(DIRECTIVE): Transcribe the records below exactly as they appear, omitting any pictures.

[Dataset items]
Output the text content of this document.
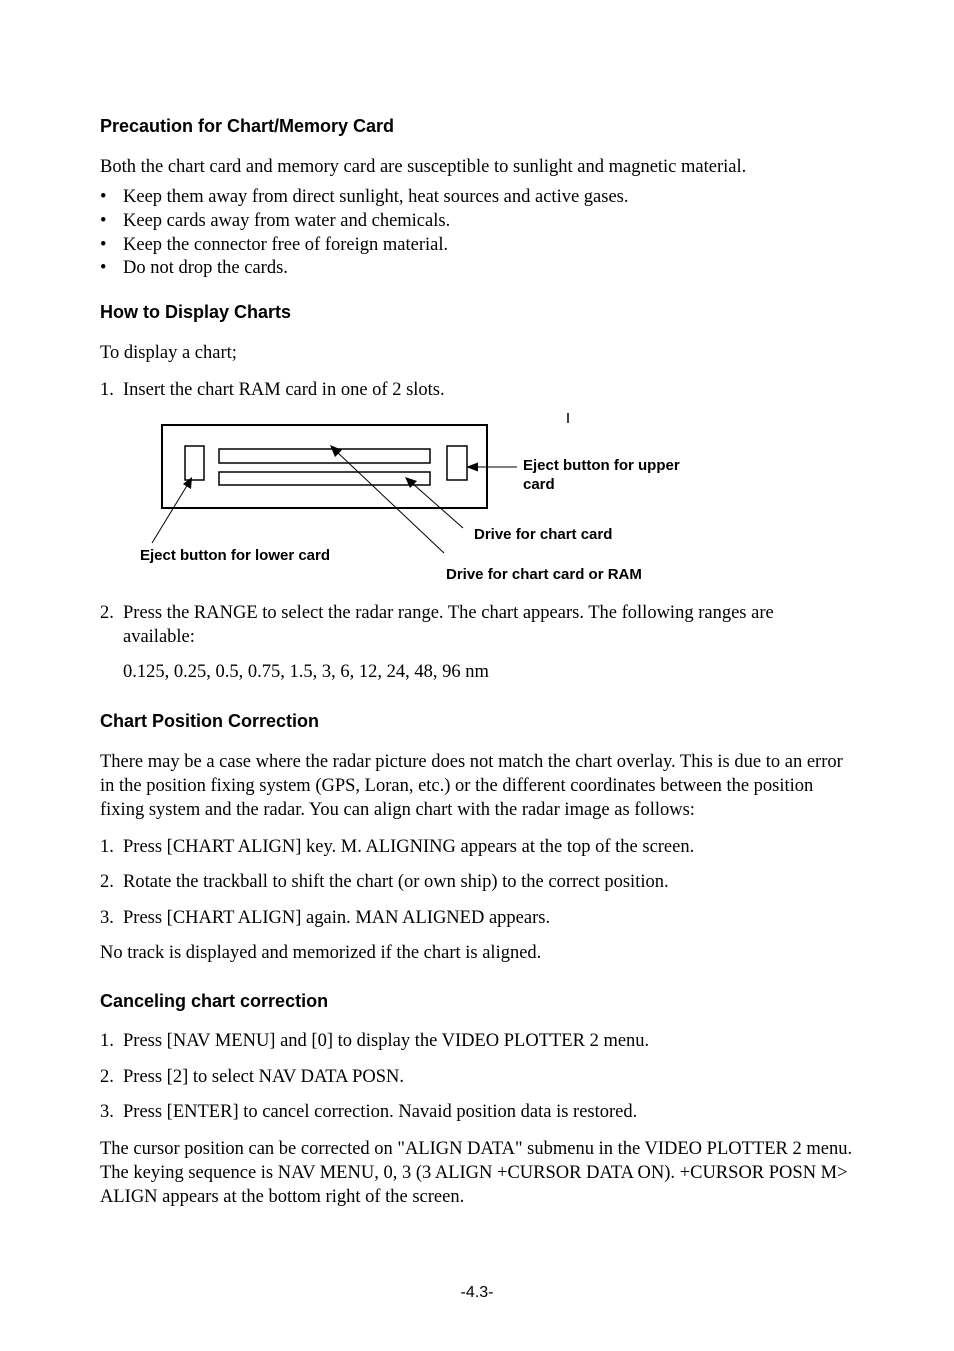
Precaution for Chart/Memory Card

Both the chart card and memory card are susceptible to sunlight and magnetic material.

• Keep them away from direct sunlight, heat sources and active gases.
• Keep cards away from water and chemicals.
• Keep the connector free of foreign material.
• Do not drop the cards.
How to Display Charts

To display a chart;

1. Insert the chart RAM card in one of 2 slots.
Eject button for upper
card
Drive for chart card
Eject button for lower card
Drive for chart card or RAM
2. Press the RANGE to select the radar range. The chart appears. The following ranges are available:

0.125, 0.25, 0.5, 0.75, 1.5, 3, 6, 12, 24, 48, 96 nm

Chart Position Correction

There may be a case where the radar picture does not match the chart overlay. This is due to an error in the position fixing system (GPS, Loran, etc.) or the different coordinates between the position fixing system and the radar. You can align chart with the radar image as follows:

1. Press [CHART ALIGN] key. M. ALIGNING appears at the top of the screen.
2. Rotate the trackball to shift the chart (or own ship) to the correct position.
3. Press [CHART ALIGN] again. MAN ALIGNED appears.

No track is displayed and memorized if the chart is aligned.

Canceling chart correction
1. Press [NAV MENU] and [0] to display the VIDEO PLOTTER 2 menu.
2. Press [2] to select NAV DATA POSN.
3. Press [ENTER] to cancel correction. Navaid position data is restored.

The cursor position can be corrected on "ALIGN DATA" submenu in the VIDEO PLOTTER 2 menu. The keying sequence is NAV MENU, 0, 3 (3 ALIGN +CURSOR DATA ON). +CURSOR POSN M> ALIGN appears at the bottom right of the screen.

-4.3-
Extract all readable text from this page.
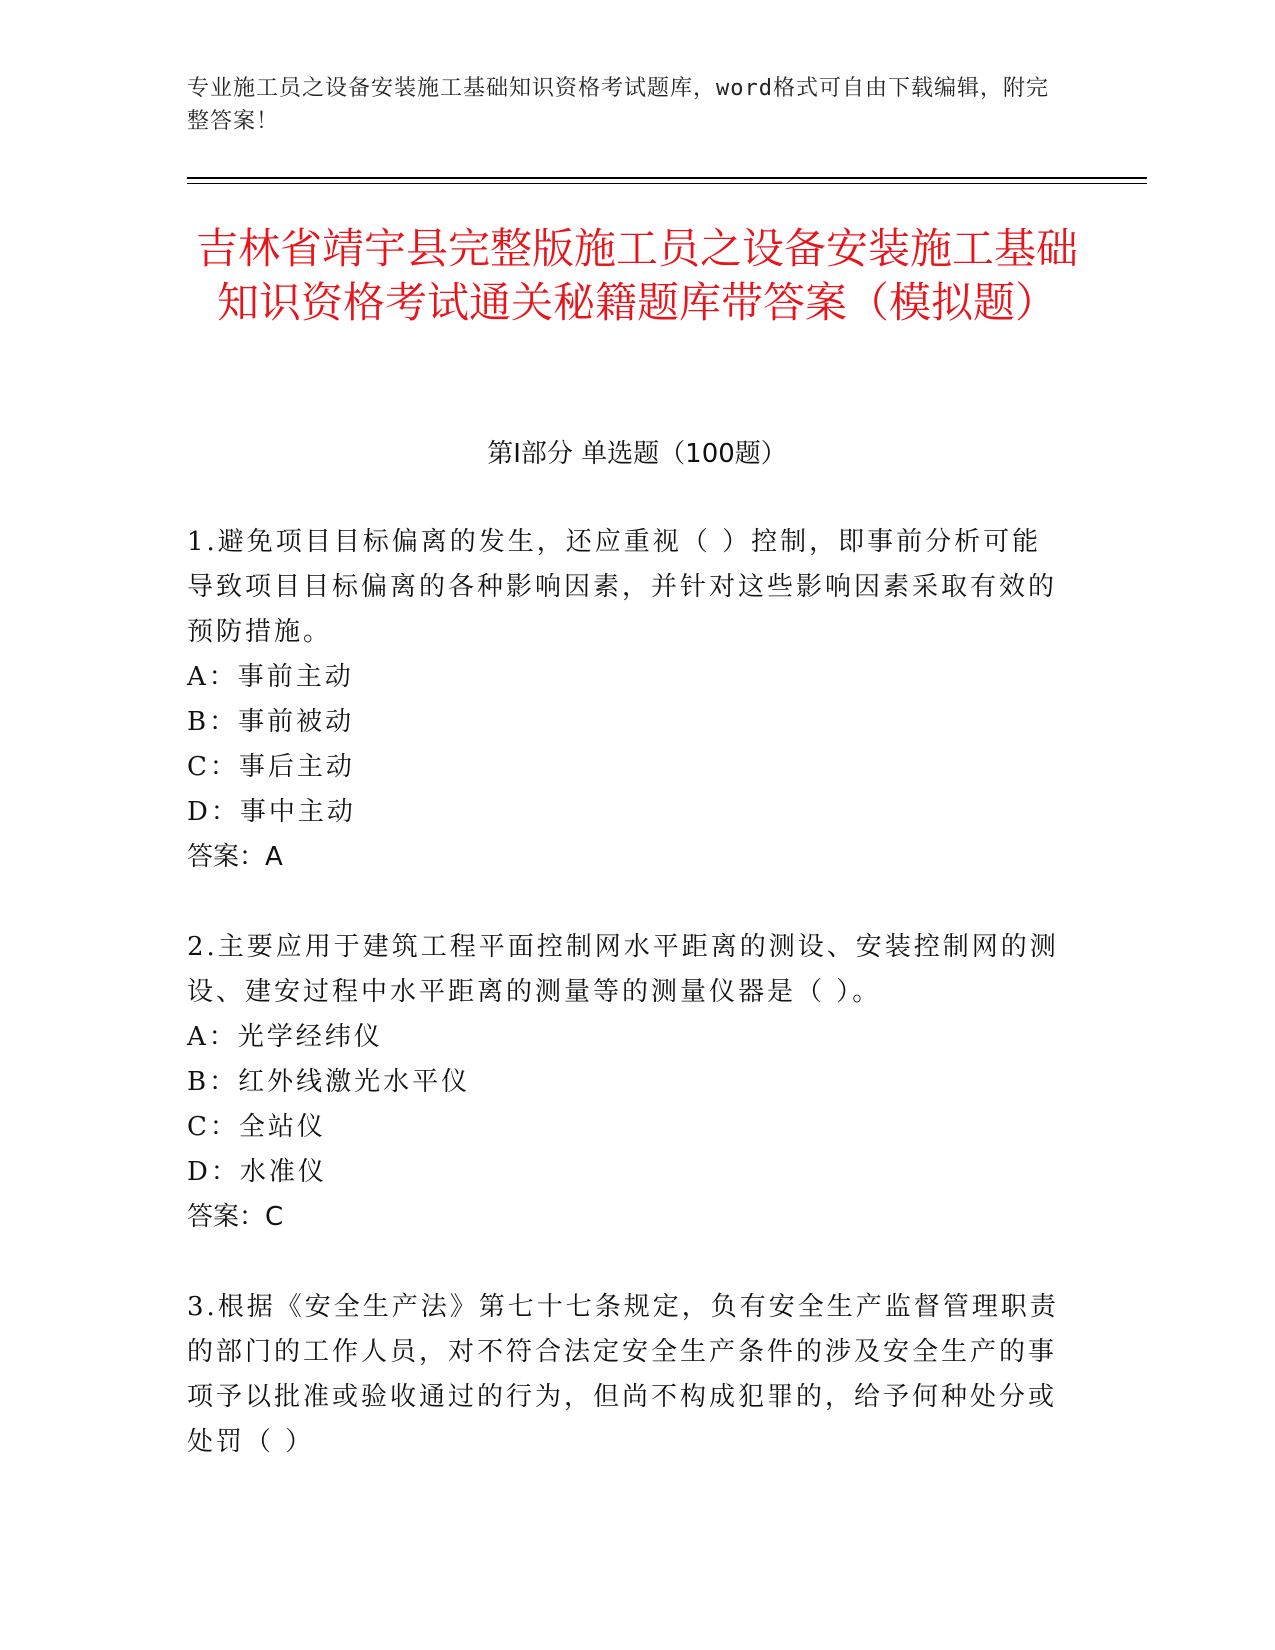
专业施工员之设备安装施工基础知识资格考试题库，word格式可自由下载编辑，附完整答案！
吉林省靖宇县完整版施工员之设备安装施工基础知识资格考试通关秘籍题库带答案（模拟题）
第Ⅰ部分 单选题（100题）

1.避免项目目标偏离的发生，还应重视（ ）控制，即事前分析可能导致项目目标偏离的各种影响因素，并针对这些影响因素采取有效的预防措施。

A：事前主动

B：事前被动

C：事后主动

D：事中主动

答案：A

2.主要应用于建筑工程平面控制网水平距离的测设、安装控制网的测设、建安过程中水平距离的测量等的测量仪器是（ ）。

A：光学经纬仪

B：红外线激光水平仪

C：全站仪

D：水准仪

答案：C

3.根据《安全生产法》第七十七条规定，负有安全生产监督管理职责的部门的工作人员，对不符合法定安全生产条件的涉及安全生产的事项予以批准或验收通过的行为，但尚不构成犯罪的，给予何种处分或处罚（ ）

(OUTPUT OF THE TASK):
Output the text content of this document.
Precaution for Chart/Memory Card

Both the chart card and memory card are susceptible to sunlight and magnetic material.

• Keep them away from direct sunlight, heat sources and active gases.
• Keep cards away from water and chemicals.
• Keep the connector free of foreign material.
• Do not drop the cards.
How to Display Charts

To display a chart;

1. Insert the chart RAM card in one of 2 slots.
Eject button for upper
card
Drive for chart card
Eject button for lower card
Drive for chart card or RAM
2. Press the RANGE to select the radar range. The chart appears. The following ranges are available:

0.125, 0.25, 0.5, 0.75, 1.5, 3, 6, 12, 24, 48, 96 nm

Chart Position Correction

There may be a case where the radar picture does not match the chart overlay. This is due to an error in the position fixing system (GPS, Loran, etc.) or the different coordinates between the position fixing system and the radar. You can align chart with the radar image as follows:

1. Press [CHART ALIGN] key. M. ALIGNING appears at the top of the screen.
2. Rotate the trackball to shift the chart (or own ship) to the correct position.
3. Press [CHART ALIGN] again. MAN ALIGNED appears.

No track is displayed and memorized if the chart is aligned.

Canceling chart correction
1. Press [NAV MENU] and [0] to display the VIDEO PLOTTER 2 menu.
2. Press [2] to select NAV DATA POSN.
3. Press [ENTER] to cancel correction. Navaid position data is restored.

The cursor position can be corrected on "ALIGN DATA" submenu in the VIDEO PLOTTER 2 menu. The keying sequence is NAV MENU, 0, 3 (3 ALIGN +CURSOR DATA ON). +CURSOR POSN M> ALIGN appears at the bottom right of the screen.

-4.3-
Extract all readable text from this page.
专业施工员之设备安装施工基础知识资格考试题库，word格式可自由下载编辑，附完整答案！
吉林省靖宇县完整版施工员之设备安装施工基础知识资格考试通关秘籍题库带答案（模拟题）
第Ⅰ部分 单选题（100题）

1.避免项目目标偏离的发生，还应重视（ ）控制，即事前分析可能导致项目目标偏离的各种影响因素，并针对这些影响因素采取有效的预防措施。

A：事前主动

B：事前被动

C：事后主动

D：事中主动

答案：A

2.主要应用于建筑工程平面控制网水平距离的测设、安装控制网的测设、建安过程中水平距离的测量等的测量仪器是（ ）。

A：光学经纬仪

B：红外线激光水平仪

C：全站仪

D：水准仪

答案：C

3.根据《安全生产法》第七十七条规定，负有安全生产监督管理职责的部门的工作人员，对不符合法定安全生产条件的涉及安全生产的事项予以批准或验收通过的行为，但尚不构成犯罪的，给予何种处分或处罚（ ）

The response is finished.